**Requirements**
Pictures stay out of the copy; set down each line of the listing below exactly.

**Listed entries**
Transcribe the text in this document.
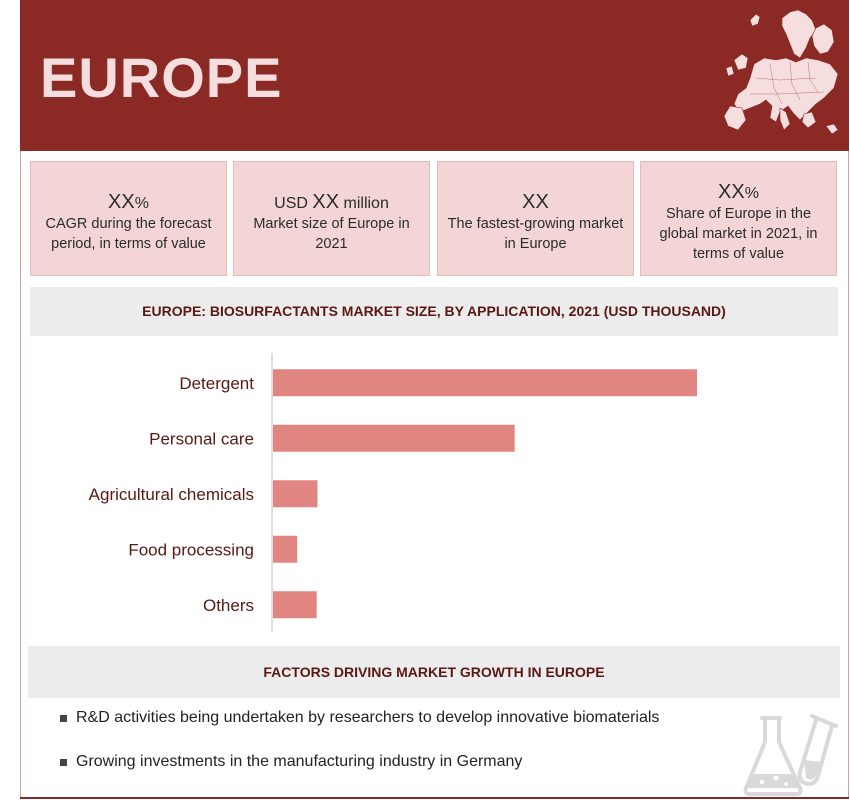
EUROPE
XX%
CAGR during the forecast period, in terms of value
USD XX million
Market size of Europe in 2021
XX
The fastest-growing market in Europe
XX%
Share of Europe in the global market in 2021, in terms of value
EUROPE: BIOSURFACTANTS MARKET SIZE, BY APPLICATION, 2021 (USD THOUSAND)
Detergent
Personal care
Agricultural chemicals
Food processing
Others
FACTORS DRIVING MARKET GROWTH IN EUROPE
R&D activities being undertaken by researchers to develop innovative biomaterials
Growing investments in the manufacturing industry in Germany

**Full output**
Transcribe the text in this document.
EUROPE
XX%
CAGR during the forecast period, in terms of value
USD XX million
Market size of Europe in 2021
XX
The fastest-growing market in Europe
XX%
Share of Europe in the global market in 2021, in terms of value
EUROPE: BIOSURFACTANTS MARKET SIZE, BY APPLICATION, 2021 (USD THOUSAND)
Detergent
Personal care
Agricultural chemicals
Food processing
Others
FACTORS DRIVING MARKET GROWTH IN EUROPE
R&D activities being undertaken by researchers to develop innovative biomaterials
Growing investments in the manufacturing industry in Germany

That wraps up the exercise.